-- AIM OF THE TASK --
Repeat every line of the material, character for character.

-- start SUPPLIED DATA --

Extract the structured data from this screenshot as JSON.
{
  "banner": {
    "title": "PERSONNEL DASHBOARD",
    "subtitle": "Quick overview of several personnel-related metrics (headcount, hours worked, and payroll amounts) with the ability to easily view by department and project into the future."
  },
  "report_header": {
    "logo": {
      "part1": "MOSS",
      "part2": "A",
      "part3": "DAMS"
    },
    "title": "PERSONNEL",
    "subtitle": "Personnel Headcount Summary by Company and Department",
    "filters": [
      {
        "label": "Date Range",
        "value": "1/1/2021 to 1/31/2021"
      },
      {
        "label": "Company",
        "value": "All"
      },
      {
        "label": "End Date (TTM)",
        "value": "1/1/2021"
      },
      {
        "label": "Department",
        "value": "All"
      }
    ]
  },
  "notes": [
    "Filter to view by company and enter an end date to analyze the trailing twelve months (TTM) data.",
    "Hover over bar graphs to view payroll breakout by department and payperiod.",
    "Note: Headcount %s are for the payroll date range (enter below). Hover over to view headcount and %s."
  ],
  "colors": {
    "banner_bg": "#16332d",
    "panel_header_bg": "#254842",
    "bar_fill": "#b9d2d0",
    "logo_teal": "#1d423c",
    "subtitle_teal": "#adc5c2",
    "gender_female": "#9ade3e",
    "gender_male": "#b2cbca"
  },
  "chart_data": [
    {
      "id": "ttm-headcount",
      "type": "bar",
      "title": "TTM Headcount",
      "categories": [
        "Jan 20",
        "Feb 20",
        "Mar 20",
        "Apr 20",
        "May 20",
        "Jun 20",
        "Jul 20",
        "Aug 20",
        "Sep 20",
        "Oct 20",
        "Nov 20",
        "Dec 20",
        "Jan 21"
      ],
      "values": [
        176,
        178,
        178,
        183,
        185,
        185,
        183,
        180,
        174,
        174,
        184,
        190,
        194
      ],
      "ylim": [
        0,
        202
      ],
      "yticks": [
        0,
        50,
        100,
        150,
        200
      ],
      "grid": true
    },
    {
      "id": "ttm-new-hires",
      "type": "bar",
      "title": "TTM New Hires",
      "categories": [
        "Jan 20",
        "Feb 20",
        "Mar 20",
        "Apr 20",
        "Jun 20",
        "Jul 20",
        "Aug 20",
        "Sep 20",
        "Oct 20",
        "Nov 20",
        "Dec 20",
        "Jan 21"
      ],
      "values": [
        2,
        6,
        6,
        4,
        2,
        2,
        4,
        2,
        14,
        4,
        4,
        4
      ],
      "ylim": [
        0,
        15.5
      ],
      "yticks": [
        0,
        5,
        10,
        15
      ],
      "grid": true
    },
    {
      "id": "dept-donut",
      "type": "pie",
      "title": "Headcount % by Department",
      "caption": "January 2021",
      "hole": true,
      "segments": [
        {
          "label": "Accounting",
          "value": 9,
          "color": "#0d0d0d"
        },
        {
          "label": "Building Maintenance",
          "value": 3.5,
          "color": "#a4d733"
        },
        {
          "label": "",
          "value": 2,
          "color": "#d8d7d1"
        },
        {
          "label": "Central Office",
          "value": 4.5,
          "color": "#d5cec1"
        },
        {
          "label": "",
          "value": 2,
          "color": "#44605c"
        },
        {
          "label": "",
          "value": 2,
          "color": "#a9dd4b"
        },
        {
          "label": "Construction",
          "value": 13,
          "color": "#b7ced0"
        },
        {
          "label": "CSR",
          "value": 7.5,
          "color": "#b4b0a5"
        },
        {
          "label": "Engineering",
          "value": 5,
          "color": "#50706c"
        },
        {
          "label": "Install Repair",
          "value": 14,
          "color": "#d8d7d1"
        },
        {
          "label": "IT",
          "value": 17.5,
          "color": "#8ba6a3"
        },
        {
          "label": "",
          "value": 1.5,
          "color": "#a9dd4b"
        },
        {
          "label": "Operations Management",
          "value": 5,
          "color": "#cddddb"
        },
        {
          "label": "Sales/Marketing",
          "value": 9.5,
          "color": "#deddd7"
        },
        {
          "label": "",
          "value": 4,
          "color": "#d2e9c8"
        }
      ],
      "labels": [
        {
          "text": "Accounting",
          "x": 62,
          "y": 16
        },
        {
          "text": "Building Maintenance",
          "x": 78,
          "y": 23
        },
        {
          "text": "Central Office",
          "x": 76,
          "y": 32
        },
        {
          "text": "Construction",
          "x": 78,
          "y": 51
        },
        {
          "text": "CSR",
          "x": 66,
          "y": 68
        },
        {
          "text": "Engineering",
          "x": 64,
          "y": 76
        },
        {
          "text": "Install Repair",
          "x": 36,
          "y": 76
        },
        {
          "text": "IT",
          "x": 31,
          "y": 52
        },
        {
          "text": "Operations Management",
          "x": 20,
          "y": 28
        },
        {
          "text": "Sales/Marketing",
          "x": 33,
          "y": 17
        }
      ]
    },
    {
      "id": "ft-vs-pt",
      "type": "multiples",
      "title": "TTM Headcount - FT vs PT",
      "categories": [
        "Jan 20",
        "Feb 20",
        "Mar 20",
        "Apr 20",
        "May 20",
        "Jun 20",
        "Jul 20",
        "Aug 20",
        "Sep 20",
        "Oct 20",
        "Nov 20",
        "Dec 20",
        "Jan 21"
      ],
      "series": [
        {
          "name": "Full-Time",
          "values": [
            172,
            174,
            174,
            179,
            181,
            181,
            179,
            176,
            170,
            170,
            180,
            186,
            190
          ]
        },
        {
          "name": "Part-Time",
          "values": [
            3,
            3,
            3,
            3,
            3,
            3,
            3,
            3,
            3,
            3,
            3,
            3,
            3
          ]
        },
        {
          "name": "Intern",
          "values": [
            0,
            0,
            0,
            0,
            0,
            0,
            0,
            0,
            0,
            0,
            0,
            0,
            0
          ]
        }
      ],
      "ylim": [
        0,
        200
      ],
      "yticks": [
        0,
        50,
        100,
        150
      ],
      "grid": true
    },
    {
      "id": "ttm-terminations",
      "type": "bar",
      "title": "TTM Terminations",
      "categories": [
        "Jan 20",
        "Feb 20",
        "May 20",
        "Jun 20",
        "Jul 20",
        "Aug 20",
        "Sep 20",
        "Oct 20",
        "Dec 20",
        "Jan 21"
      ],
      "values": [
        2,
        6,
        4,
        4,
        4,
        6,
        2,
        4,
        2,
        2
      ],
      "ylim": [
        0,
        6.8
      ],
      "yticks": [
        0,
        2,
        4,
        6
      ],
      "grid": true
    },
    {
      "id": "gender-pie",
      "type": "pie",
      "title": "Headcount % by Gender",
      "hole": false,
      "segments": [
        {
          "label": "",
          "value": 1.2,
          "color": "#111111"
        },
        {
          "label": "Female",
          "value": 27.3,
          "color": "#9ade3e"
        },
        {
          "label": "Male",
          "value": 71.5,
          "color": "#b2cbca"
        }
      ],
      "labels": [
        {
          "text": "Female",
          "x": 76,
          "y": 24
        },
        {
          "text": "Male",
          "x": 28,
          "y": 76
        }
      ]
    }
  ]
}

-- end SUPPLIED DATA --

-- RESPONSE TO THIS TASK --
Extract the structured data from this screenshot as JSON.
{
  "banner": {
    "title": "PERSONNEL DASHBOARD",
    "subtitle": "Quick overview of several personnel-related metrics (headcount, hours worked, and payroll amounts) with the ability to easily view by department and project into the future."
  },
  "report_header": {
    "logo": {
      "part1": "MOSS",
      "part2": "A",
      "part3": "DAMS"
    },
    "title": "PERSONNEL",
    "subtitle": "Personnel Headcount Summary by Company and Department",
    "filters": [
      {
        "label": "Date Range",
        "value": "1/1/2021 to 1/31/2021"
      },
      {
        "label": "Company",
        "value": "All"
      },
      {
        "label": "End Date (TTM)",
        "value": "1/1/2021"
      },
      {
        "label": "Department",
        "value": "All"
      }
    ]
  },
  "notes": [
    "Filter to view by company and enter an end date to analyze the trailing twelve months (TTM) data.",
    "Hover over bar graphs to view payroll breakout by department and payperiod.",
    "Note: Headcount %s are for the payroll date range (enter below). Hover over to view headcount and %s."
  ],
  "colors": {
    "banner_bg": "#16332d",
    "panel_header_bg": "#254842",
    "bar_fill": "#b9d2d0",
    "logo_teal": "#1d423c",
    "subtitle_teal": "#adc5c2",
    "gender_female": "#9ade3e",
    "gender_male": "#b2cbca"
  },
  "chart_data": [
    {
      "id": "ttm-headcount",
      "type": "bar",
      "title": "TTM Headcount",
      "categories": [
        "Jan 20",
        "Feb 20",
        "Mar 20",
        "Apr 20",
        "May 20",
        "Jun 20",
        "Jul 20",
        "Aug 20",
        "Sep 20",
        "Oct 20",
        "Nov 20",
        "Dec 20",
        "Jan 21"
      ],
      "values": [
        176,
        178,
        178,
        183,
        185,
        185,
        183,
        180,
        174,
        174,
        184,
        190,
        194
      ],
      "ylim": [
        0,
        202
      ],
      "yticks": [
        0,
        50,
        100,
        150,
        200
      ],
      "grid": true
    },
    {
      "id": "ttm-new-hires",
      "type": "bar",
      "title": "TTM New Hires",
      "categories": [
        "Jan 20",
        "Feb 20",
        "Mar 20",
        "Apr 20",
        "Jun 20",
        "Jul 20",
        "Aug 20",
        "Sep 20",
        "Oct 20",
        "Nov 20",
        "Dec 20",
        "Jan 21"
      ],
      "values": [
        2,
        6,
        6,
        4,
        2,
        2,
        4,
        2,
        14,
        4,
        4,
        4
      ],
      "ylim": [
        0,
        15.5
      ],
      "yticks": [
        0,
        5,
        10,
        15
      ],
      "grid": true
    },
    {
      "id": "dept-donut",
      "type": "pie",
      "title": "Headcount % by Department",
      "caption": "January 2021",
      "hole": true,
      "segments": [
        {
          "label": "Accounting",
          "value": 9,
          "color": "#0d0d0d"
        },
        {
          "label": "Building Maintenance",
          "value": 3.5,
          "color": "#a4d733"
        },
        {
          "label": "",
          "value": 2,
          "color": "#d8d7d1"
        },
        {
          "label": "Central Office",
          "value": 4.5,
          "color": "#d5cec1"
        },
        {
          "label": "",
          "value": 2,
          "color": "#44605c"
        },
        {
          "label": "",
          "value": 2,
          "color": "#a9dd4b"
        },
        {
          "label": "Construction",
          "value": 13,
          "color": "#b7ced0"
        },
        {
          "label": "CSR",
          "value": 7.5,
          "color": "#b4b0a5"
        },
        {
          "label": "Engineering",
          "value": 5,
          "color": "#50706c"
        },
        {
          "label": "Install Repair",
          "value": 14,
          "color": "#d8d7d1"
        },
        {
          "label": "IT",
          "value": 17.5,
          "color": "#8ba6a3"
        },
        {
          "label": "",
          "value": 1.5,
          "color": "#a9dd4b"
        },
        {
          "label": "Operations Management",
          "value": 5,
          "color": "#cddddb"
        },
        {
          "label": "Sales/Marketing",
          "value": 9.5,
          "color": "#deddd7"
        },
        {
          "label": "",
          "value": 4,
          "color": "#d2e9c8"
        }
      ],
      "labels": [
        {
          "text": "Accounting",
          "x": 62,
          "y": 16
        },
        {
          "text": "Building Maintenance",
          "x": 78,
          "y": 23
        },
        {
          "text": "Central Office",
          "x": 76,
          "y": 32
        },
        {
          "text": "Construction",
          "x": 78,
          "y": 51
        },
        {
          "text": "CSR",
          "x": 66,
          "y": 68
        },
        {
          "text": "Engineering",
          "x": 64,
          "y": 76
        },
        {
          "text": "Install Repair",
          "x": 36,
          "y": 76
        },
        {
          "text": "IT",
          "x": 31,
          "y": 52
        },
        {
          "text": "Operations Management",
          "x": 20,
          "y": 28
        },
        {
          "text": "Sales/Marketing",
          "x": 33,
          "y": 17
        }
      ]
    },
    {
      "id": "ft-vs-pt",
      "type": "multiples",
      "title": "TTM Headcount - FT vs PT",
      "categories": [
        "Jan 20",
        "Feb 20",
        "Mar 20",
        "Apr 20",
        "May 20",
        "Jun 20",
        "Jul 20",
        "Aug 20",
        "Sep 20",
        "Oct 20",
        "Nov 20",
        "Dec 20",
        "Jan 21"
      ],
      "series": [
        {
          "name": "Full-Time",
          "values": [
            172,
            174,
            174,
            179,
            181,
            181,
            179,
            176,
            170,
            170,
            180,
            186,
            190
          ]
        },
        {
          "name": "Part-Time",
          "values": [
            3,
            3,
            3,
            3,
            3,
            3,
            3,
            3,
            3,
            3,
            3,
            3,
            3
          ]
        },
        {
          "name": "Intern",
          "values": [
            0,
            0,
            0,
            0,
            0,
            0,
            0,
            0,
            0,
            0,
            0,
            0,
            0
          ]
        }
      ],
      "ylim": [
        0,
        200
      ],
      "yticks": [
        0,
        50,
        100,
        150
      ],
      "grid": true
    },
    {
      "id": "ttm-terminations",
      "type": "bar",
      "title": "TTM Terminations",
      "categories": [
        "Jan 20",
        "Feb 20",
        "May 20",
        "Jun 20",
        "Jul 20",
        "Aug 20",
        "Sep 20",
        "Oct 20",
        "Dec 20",
        "Jan 21"
      ],
      "values": [
        2,
        6,
        4,
        4,
        4,
        6,
        2,
        4,
        2,
        2
      ],
      "ylim": [
        0,
        6.8
      ],
      "yticks": [
        0,
        2,
        4,
        6
      ],
      "grid": true
    },
    {
      "id": "gender-pie",
      "type": "pie",
      "title": "Headcount % by Gender",
      "hole": false,
      "segments": [
        {
          "label": "",
          "value": 1.2,
          "color": "#111111"
        },
        {
          "label": "Female",
          "value": 27.3,
          "color": "#9ade3e"
        },
        {
          "label": "Male",
          "value": 71.5,
          "color": "#b2cbca"
        }
      ],
      "labels": [
        {
          "text": "Female",
          "x": 76,
          "y": 24
        },
        {
          "text": "Male",
          "x": 28,
          "y": 76
        }
      ]
    }
  ]
}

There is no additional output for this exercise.